--- START ---

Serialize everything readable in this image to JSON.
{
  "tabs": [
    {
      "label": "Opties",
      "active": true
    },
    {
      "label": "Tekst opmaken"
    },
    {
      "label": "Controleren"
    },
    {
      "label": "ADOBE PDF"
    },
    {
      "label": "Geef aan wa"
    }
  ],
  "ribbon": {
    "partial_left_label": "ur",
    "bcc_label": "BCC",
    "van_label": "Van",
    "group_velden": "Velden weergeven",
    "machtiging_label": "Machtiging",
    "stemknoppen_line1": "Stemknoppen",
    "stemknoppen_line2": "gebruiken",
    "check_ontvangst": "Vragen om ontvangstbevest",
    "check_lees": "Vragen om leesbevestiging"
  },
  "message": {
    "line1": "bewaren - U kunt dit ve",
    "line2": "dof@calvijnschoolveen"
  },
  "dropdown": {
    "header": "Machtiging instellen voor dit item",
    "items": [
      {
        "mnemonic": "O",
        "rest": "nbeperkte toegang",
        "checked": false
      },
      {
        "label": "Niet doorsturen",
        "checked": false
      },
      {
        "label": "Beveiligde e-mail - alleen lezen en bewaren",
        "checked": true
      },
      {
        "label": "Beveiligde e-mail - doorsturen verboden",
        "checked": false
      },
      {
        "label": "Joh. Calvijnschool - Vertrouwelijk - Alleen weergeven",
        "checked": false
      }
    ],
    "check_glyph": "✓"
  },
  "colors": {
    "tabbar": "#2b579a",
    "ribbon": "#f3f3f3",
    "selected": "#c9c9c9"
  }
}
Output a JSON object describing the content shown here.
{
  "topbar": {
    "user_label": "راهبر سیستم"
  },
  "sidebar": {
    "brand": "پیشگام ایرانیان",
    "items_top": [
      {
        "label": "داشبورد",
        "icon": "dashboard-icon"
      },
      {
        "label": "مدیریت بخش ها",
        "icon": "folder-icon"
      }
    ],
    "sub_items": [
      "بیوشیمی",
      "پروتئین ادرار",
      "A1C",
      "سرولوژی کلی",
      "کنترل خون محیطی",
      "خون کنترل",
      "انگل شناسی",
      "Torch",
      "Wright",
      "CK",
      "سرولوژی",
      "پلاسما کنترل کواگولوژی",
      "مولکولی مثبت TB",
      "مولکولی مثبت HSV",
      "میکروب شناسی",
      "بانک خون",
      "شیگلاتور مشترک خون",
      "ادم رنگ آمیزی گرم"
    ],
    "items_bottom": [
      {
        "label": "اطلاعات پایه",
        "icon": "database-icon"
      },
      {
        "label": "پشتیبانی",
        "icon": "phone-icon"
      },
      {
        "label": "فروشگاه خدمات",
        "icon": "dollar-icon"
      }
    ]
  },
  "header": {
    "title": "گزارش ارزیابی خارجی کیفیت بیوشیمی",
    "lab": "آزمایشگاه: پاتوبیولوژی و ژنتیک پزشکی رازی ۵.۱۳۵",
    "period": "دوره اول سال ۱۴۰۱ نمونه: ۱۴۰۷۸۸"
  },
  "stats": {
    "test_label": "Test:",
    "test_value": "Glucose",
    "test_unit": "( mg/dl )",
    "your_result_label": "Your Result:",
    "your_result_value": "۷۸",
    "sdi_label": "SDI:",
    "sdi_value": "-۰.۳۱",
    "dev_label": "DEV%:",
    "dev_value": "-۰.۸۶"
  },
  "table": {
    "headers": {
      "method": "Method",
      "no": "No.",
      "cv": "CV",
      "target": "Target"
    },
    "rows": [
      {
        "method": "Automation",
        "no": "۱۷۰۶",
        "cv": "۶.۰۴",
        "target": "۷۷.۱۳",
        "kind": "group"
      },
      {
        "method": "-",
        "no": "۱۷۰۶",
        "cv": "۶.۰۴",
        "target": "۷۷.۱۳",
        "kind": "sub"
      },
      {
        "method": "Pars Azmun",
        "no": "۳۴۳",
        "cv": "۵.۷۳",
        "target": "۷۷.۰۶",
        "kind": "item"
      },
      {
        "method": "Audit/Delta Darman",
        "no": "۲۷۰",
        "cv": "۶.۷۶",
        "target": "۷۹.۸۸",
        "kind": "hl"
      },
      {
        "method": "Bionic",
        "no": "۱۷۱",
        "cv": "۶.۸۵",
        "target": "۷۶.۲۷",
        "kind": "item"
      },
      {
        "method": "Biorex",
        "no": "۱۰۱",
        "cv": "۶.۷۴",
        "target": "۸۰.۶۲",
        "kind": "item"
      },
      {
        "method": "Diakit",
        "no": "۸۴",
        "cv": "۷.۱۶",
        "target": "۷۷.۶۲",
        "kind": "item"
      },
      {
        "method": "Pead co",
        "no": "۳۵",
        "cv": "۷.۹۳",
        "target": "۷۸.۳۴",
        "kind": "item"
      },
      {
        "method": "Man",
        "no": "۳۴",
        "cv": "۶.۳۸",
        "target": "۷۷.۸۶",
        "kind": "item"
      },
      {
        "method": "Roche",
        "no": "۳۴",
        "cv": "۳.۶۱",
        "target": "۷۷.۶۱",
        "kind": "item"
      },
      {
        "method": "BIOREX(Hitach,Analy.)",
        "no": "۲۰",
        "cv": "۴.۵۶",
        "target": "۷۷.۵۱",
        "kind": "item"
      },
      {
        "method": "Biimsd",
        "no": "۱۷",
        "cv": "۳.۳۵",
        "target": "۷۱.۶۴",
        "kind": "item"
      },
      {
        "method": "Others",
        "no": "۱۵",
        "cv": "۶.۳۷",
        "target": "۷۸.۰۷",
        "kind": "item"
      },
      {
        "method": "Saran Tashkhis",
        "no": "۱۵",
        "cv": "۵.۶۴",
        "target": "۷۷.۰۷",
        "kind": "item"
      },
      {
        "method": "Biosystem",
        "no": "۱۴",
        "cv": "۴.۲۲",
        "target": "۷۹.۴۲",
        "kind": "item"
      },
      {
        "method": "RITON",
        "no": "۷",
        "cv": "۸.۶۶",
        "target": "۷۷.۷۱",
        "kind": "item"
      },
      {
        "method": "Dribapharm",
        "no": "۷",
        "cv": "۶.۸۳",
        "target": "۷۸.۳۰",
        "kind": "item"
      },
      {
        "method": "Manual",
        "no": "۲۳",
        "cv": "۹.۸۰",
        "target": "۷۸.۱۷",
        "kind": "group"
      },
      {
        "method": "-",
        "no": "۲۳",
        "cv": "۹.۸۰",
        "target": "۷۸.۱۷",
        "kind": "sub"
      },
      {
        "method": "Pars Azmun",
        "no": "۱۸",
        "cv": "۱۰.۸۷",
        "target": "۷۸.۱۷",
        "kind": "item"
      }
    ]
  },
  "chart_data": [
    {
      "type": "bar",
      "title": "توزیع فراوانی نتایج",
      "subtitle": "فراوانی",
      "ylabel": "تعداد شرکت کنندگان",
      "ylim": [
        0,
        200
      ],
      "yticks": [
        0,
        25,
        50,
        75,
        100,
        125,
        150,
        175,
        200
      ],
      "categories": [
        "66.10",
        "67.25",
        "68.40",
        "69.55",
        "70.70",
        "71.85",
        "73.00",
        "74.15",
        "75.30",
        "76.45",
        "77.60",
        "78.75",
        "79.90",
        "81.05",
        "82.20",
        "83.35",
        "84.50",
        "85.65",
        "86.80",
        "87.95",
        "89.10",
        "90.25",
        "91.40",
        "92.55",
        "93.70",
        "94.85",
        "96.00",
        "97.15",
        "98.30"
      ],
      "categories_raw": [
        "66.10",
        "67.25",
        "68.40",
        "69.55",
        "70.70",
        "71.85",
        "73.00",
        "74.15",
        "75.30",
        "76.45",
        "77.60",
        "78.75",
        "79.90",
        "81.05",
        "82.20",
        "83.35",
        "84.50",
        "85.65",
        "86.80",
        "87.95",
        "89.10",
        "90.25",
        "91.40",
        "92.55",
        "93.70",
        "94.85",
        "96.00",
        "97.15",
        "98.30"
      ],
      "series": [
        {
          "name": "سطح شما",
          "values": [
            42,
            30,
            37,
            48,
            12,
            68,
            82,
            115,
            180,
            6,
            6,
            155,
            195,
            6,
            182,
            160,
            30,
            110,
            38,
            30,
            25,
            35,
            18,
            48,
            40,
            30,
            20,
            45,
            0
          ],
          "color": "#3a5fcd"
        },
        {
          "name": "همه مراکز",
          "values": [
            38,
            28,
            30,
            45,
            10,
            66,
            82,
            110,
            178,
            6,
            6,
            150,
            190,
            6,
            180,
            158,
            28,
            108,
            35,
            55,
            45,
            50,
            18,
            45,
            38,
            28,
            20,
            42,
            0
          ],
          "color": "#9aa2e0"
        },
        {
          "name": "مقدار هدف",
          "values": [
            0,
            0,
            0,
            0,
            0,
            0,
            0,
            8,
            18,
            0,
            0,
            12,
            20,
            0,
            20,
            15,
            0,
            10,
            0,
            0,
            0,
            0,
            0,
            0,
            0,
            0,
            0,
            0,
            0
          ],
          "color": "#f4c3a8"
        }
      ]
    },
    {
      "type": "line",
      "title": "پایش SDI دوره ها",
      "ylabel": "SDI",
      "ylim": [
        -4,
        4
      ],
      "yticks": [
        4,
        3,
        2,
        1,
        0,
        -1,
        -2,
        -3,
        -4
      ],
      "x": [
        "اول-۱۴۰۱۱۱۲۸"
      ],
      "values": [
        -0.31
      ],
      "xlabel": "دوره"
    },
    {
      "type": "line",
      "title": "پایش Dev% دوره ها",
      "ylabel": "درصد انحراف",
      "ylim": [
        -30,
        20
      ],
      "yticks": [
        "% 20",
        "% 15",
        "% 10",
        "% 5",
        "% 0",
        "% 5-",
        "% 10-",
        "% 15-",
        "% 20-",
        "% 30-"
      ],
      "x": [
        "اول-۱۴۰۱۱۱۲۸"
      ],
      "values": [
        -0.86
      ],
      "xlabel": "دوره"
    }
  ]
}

--- END ---

■ Required work ■
In the records above, find each line that holds the word "ylabel"; copy all such lines.

■ Result of this exercise ■
      "ylabel": "تعداد شرکت کنندگان",
      "ylabel": "SDI",
      "ylabel": "درصد انحراف",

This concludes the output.